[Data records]
---*---

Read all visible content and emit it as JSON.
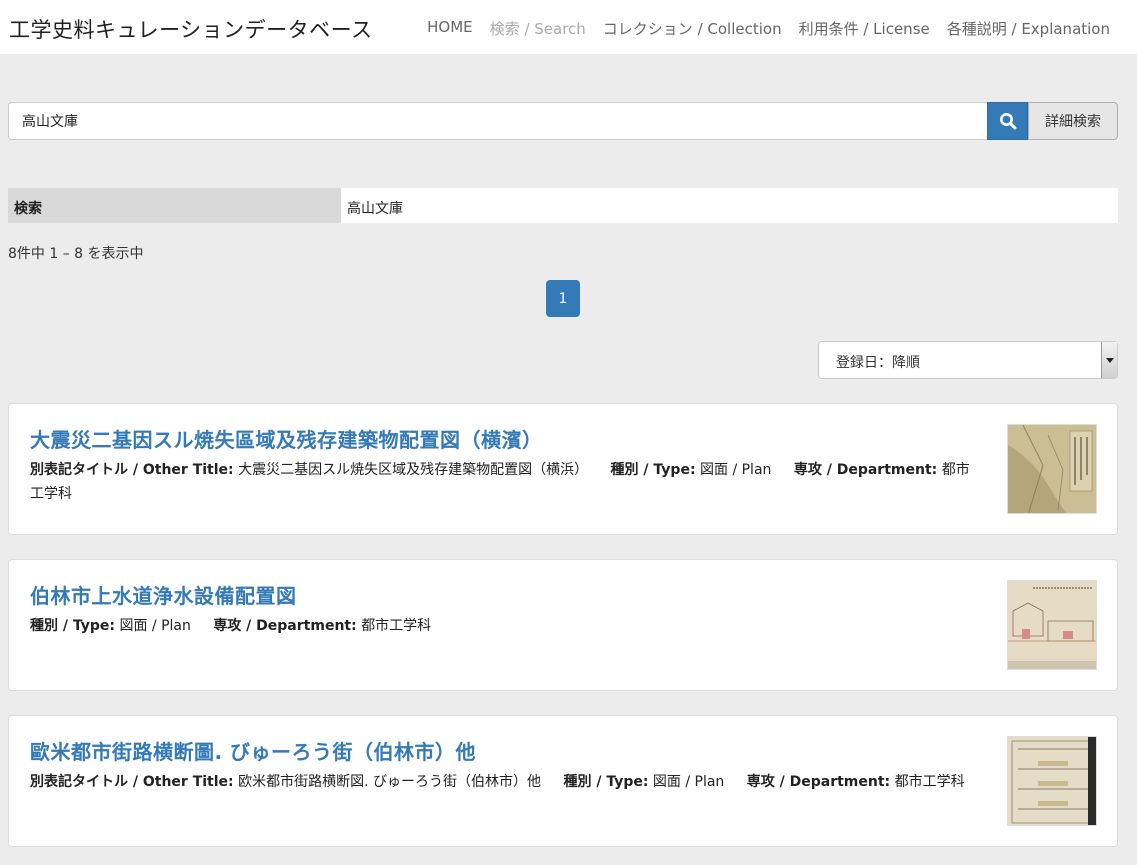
{
  "brand": "工学史料キュレーションデータベース",
  "nav": [
    {
      "label": "HOME",
      "active": false
    },
    {
      "label": "検索 / Search",
      "active": true
    },
    {
      "label": "コレクション / Collection",
      "active": false
    },
    {
      "label": "利用条件 / License",
      "active": false
    },
    {
      "label": "各種説明 / Explanation",
      "active": false
    }
  ],
  "search": {
    "value": "高山文庫",
    "button_icon": "search-icon",
    "advanced_label": "詳細検索"
  },
  "criteria": {
    "key": "検索",
    "value": "高山文庫"
  },
  "results_count": "8件中 1 – 8 を表示中",
  "pagination": {
    "current": "1"
  },
  "sort": {
    "selected": "登録日：降順"
  },
  "labels": {
    "other_title": "別表記タイトル / Other Title:",
    "type": "種別 / Type:",
    "department": "専攻 / Department:"
  },
  "results": [
    {
      "title": "大震災二基因スル焼失區域及残存建築物配置図（横濱）",
      "other_title": "大震災二基因スル焼失区域及残存建築物配置図（横浜）",
      "type": "図面 / Plan",
      "department": "都市工学科"
    },
    {
      "title": "伯林市上水道浄水設備配置図",
      "other_title": "",
      "type": "図面 / Plan",
      "department": "都市工学科"
    },
    {
      "title": "歐米都市街路横断圖. びゅーろう街（伯林市）他",
      "other_title": "欧米都市街路横断図. びゅーろう街（伯林市）他",
      "type": "図面 / Plan",
      "department": "都市工学科"
    }
  ],
  "colors": {
    "accent": "#337ab7",
    "background": "#ececec"
  }
}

---*---

**Work to be completed**
Quote every line of the records above exactly; no picture is to be copied.

**Answer to the task**
Read all visible content and emit it as JSON.
{
  "brand": "工学史料キュレーションデータベース",
  "nav": [
    {
      "label": "HOME",
      "active": false
    },
    {
      "label": "検索 / Search",
      "active": true
    },
    {
      "label": "コレクション / Collection",
      "active": false
    },
    {
      "label": "利用条件 / License",
      "active": false
    },
    {
      "label": "各種説明 / Explanation",
      "active": false
    }
  ],
  "search": {
    "value": "高山文庫",
    "button_icon": "search-icon",
    "advanced_label": "詳細検索"
  },
  "criteria": {
    "key": "検索",
    "value": "高山文庫"
  },
  "results_count": "8件中 1 – 8 を表示中",
  "pagination": {
    "current": "1"
  },
  "sort": {
    "selected": "登録日：降順"
  },
  "labels": {
    "other_title": "別表記タイトル / Other Title:",
    "type": "種別 / Type:",
    "department": "専攻 / Department:"
  },
  "results": [
    {
      "title": "大震災二基因スル焼失區域及残存建築物配置図（横濱）",
      "other_title": "大震災二基因スル焼失区域及残存建築物配置図（横浜）",
      "type": "図面 / Plan",
      "department": "都市工学科"
    },
    {
      "title": "伯林市上水道浄水設備配置図",
      "other_title": "",
      "type": "図面 / Plan",
      "department": "都市工学科"
    },
    {
      "title": "歐米都市街路横断圖. びゅーろう街（伯林市）他",
      "other_title": "欧米都市街路横断図. びゅーろう街（伯林市）他",
      "type": "図面 / Plan",
      "department": "都市工学科"
    }
  ],
  "colors": {
    "accent": "#337ab7",
    "background": "#ececec"
  }
}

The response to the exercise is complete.